■ Document passage:
'''

February 2022 Advice Column: Tips on Maintaining Your Work/Life Balance

The Editors-in-Chief of ‘The Science Survey’ answer your questions about life during the 2021-2022 academic year.


Maggie Schneider

Some of the Editors-in-Chief of the 2021-2022 ‘The Science Survey’ review student-submitted questions in a Zoom meeting after school (Pictured from left to right, top to bottom, are Sophie Livingston ’22, Maggie Schneider ’22, Carolyn Chui ’22 and Melanie Lin ’22 (Not pictured: Victoria Diaz ’22, Arianne Browne ’22 and Dorothea Dwomoh ’22).

Hey Bronx Science!

It’s hard to believe that we’re now halfway through the school year – it feels like just yesterday that we were stepping foot on campus for the first time in ages. Although we’re all getting back in the groove of school and semi-normal days (especially now that the Omicron variant has peaked with cases dropping quickly), we also know that the Bronx Science life – studying, eating food truck food, avoiding the Bronx Science Caught Sleeping Instagram account – also comes with its own stress and dizzying number of commitments. 

We hope that this column can help you better balance all these parts of your life, as well as to provide some reassurance that you’re not alone in feeling the craziness of this school year. We’re all in the same, coffee-fueled boat – it just takes the right kind of tricks to make it run smoothly.

With love,

Maggie Schneider ’22 (she/her), Carolyn Chui ’22 (she/her), Victoria Diaz ’22 (she/her), Dorothea Dwomoh ’22 (she/her), Melanie Lin ’22 (she/her), Arianne Browne ’22 (she/her) and Sophie Livingstone ’22 (she/her)

I need advice on how to manage my social life along with my school life, as it feels as if I must choose between one or the other. On days where I feel as though I need to primarily focus on school work I seem to completely neglect my social life and self care, and vice versa. It seems like other kids manage it so well.

'''

■ Recorded data:

'''

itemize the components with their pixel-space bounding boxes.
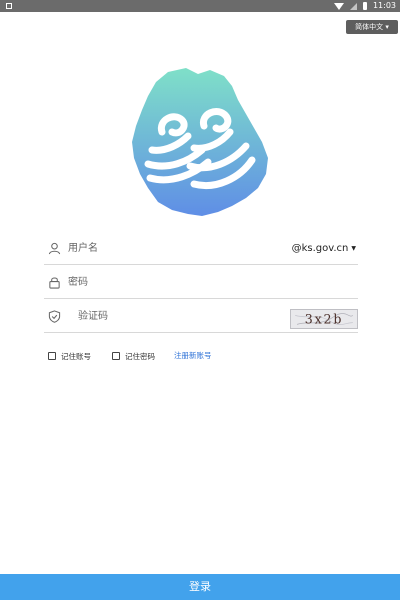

'''

■ Written task A:
Do these statements agree with the advice column? Answer yes or no for each, and quote the words of the column that decide it.
(i) The writers say the school year is already half over.
(ii) Victoria Diaz appears in the photo of the editors.
(iii) The editors reviewed the submitted questions in person during lunch.
■ Written task B: Can you pick up the advice column on school and social life after its last sentence and continue it?

■ Task answer A:
(i) Yes: "we’re now halfway through the school year"
(ii) No: "Not pictured: Victoria Diaz ’22"
(iii) No: "in a Zoom meeting after school"

■ Task answer B:
I know exactly how you feel and I honestly felt that way for a very long time. Maybe you can start by reflecting on your own situation and what you can do. Over time, I’ve learned to prioritize things and activities that are important to me while also maintaining that “work-life balance.” First, don’t beat yourself up over small things or circumstances that are out of your control. Second, if time-management is an issue for you, you can try out different methods to organize your time. You can try time blocking, creating to-do lists, or just setting time aside to fully focus on school work. You can also plan ahead with your friends to work around social events. Additionally, if you need someone to talk to, you can reach out to your guidance counselor or our school social workers. The transition to in-person learning has been hard for so many students this year, and you shouldn’t be ashamed about going through a rough patch.

– Victoria Diaz ’22

How can Bronx Science students best prepare for unit exams in their classes?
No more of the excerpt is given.